-- start of Exercise material --

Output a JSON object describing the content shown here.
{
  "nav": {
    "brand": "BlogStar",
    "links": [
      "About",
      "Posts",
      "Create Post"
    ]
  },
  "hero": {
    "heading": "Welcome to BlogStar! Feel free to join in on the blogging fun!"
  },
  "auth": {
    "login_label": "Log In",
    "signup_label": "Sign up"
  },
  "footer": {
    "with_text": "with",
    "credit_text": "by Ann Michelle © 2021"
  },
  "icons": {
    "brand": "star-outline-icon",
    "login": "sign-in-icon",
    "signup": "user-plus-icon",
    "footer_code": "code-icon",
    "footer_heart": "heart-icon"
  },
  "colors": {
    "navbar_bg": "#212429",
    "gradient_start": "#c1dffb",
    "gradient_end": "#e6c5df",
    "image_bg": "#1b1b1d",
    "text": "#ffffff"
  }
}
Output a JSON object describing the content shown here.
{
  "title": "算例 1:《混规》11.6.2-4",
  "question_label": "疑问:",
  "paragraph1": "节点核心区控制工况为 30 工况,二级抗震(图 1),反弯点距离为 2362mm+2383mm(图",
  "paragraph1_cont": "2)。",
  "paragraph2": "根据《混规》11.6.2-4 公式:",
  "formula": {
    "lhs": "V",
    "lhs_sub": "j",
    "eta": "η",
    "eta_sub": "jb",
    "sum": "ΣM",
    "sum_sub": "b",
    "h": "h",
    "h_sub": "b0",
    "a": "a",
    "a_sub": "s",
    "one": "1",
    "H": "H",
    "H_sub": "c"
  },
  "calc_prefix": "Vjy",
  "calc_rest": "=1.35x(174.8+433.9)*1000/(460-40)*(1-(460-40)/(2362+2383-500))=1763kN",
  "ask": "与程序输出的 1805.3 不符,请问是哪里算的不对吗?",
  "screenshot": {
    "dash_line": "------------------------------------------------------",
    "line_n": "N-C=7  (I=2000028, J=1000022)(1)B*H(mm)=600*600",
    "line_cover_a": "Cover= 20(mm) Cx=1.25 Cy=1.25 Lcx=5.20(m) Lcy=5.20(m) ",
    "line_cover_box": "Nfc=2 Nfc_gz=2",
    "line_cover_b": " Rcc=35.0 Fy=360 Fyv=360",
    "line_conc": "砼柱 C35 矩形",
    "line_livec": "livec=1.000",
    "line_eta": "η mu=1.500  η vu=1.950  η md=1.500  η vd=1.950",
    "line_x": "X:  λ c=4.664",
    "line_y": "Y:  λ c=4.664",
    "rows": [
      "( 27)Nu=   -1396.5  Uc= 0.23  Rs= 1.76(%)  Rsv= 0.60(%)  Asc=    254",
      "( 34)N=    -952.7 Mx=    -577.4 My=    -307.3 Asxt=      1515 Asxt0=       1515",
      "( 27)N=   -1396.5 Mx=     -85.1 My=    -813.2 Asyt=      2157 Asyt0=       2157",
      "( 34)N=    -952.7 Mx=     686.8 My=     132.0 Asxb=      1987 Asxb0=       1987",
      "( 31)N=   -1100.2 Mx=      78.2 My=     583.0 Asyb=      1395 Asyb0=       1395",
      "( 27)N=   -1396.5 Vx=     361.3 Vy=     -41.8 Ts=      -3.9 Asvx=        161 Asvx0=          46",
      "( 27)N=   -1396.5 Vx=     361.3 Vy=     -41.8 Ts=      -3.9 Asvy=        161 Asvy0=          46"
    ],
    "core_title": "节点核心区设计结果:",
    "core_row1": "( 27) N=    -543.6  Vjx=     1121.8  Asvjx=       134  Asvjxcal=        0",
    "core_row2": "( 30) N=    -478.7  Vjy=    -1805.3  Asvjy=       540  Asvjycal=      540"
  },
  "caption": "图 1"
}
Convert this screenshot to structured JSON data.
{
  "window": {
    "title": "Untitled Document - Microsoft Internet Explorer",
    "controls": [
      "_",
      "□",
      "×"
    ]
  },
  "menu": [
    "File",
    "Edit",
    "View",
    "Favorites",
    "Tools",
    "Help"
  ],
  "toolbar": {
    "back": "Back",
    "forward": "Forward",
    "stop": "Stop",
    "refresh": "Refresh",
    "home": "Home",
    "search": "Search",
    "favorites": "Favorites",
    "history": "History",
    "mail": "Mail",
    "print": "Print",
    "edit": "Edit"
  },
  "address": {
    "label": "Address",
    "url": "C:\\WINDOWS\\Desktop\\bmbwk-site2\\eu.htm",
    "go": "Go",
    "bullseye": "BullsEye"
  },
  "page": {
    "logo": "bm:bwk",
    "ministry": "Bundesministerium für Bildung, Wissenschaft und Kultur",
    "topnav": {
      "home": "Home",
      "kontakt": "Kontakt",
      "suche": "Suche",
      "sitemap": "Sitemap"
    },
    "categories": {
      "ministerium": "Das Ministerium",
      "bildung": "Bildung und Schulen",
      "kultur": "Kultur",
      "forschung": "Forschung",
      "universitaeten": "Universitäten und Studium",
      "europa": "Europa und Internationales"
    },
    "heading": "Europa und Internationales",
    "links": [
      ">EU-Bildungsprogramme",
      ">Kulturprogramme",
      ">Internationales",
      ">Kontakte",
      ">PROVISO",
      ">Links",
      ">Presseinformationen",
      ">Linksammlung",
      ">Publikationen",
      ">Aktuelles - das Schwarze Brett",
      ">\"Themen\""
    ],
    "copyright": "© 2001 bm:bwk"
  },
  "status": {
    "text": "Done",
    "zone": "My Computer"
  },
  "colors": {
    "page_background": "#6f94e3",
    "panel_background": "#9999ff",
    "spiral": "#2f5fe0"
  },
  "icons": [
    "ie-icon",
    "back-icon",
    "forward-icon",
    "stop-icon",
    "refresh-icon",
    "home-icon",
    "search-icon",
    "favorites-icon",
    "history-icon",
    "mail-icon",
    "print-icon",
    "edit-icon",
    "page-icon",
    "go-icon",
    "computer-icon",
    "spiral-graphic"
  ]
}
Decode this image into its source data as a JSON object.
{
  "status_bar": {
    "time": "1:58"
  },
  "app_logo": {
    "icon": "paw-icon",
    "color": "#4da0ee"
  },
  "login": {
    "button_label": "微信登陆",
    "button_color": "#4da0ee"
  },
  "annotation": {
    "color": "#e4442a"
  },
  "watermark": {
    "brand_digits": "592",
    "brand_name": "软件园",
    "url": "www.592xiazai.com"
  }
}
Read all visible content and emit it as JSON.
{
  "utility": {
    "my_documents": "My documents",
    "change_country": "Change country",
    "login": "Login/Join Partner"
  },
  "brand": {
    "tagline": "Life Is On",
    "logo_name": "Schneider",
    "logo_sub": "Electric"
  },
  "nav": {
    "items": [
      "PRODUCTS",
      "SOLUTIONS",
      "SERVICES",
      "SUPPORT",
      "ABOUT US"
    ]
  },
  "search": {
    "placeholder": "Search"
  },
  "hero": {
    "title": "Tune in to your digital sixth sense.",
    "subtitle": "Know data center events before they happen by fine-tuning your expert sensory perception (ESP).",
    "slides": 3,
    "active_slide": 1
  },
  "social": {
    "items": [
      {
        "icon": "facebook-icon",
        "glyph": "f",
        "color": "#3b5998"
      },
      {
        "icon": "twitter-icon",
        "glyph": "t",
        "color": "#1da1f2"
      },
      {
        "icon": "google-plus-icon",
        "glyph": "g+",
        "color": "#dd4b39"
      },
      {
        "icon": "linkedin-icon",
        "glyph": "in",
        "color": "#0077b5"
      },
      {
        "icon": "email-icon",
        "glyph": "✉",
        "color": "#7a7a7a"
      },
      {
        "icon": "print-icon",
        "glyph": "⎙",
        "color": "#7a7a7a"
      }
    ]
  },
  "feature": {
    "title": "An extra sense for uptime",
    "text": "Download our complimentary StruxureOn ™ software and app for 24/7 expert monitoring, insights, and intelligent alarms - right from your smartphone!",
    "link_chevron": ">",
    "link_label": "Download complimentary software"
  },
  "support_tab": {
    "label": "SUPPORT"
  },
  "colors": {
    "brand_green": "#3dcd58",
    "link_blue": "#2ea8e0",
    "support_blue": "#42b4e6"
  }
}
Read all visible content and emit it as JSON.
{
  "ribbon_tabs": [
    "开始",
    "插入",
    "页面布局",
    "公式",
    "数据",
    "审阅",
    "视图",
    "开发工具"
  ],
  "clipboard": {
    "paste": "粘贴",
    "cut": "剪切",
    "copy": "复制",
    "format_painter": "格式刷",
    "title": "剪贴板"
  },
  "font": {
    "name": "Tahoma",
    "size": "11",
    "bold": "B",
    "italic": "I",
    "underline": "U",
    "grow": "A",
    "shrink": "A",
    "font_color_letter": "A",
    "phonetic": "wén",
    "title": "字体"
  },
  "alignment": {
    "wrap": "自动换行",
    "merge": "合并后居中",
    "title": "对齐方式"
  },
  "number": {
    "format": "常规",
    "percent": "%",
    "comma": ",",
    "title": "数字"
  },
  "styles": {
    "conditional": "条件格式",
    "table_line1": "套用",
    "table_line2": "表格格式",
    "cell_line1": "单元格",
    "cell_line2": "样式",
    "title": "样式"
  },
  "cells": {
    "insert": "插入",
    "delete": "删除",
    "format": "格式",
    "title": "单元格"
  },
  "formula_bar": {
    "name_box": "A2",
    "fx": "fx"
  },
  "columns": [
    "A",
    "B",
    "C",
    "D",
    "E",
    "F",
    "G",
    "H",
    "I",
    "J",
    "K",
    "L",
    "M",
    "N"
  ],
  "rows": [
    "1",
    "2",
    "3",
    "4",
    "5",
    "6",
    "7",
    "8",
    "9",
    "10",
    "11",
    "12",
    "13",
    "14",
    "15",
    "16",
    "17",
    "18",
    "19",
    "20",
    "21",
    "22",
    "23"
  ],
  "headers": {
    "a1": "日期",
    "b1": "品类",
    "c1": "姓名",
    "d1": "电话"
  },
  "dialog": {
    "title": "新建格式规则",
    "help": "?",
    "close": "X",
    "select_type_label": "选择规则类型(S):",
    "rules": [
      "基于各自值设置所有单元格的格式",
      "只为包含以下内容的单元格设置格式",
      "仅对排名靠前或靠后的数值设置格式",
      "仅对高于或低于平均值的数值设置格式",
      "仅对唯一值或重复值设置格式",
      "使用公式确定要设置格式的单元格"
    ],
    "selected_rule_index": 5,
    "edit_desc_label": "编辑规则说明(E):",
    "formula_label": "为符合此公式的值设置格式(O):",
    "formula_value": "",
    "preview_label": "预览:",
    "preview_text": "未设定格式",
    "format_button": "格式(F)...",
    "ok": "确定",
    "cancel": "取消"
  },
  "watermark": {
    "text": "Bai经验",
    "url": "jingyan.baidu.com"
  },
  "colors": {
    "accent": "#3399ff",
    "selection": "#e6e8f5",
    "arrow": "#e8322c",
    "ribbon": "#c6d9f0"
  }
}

-- end of Exercise material --

**Directions:** Copy the lines from the entries above in which the word "screenshot" appears.

**Task solution:**
  "screenshot": {
Convert this screenshot to structured JSON data.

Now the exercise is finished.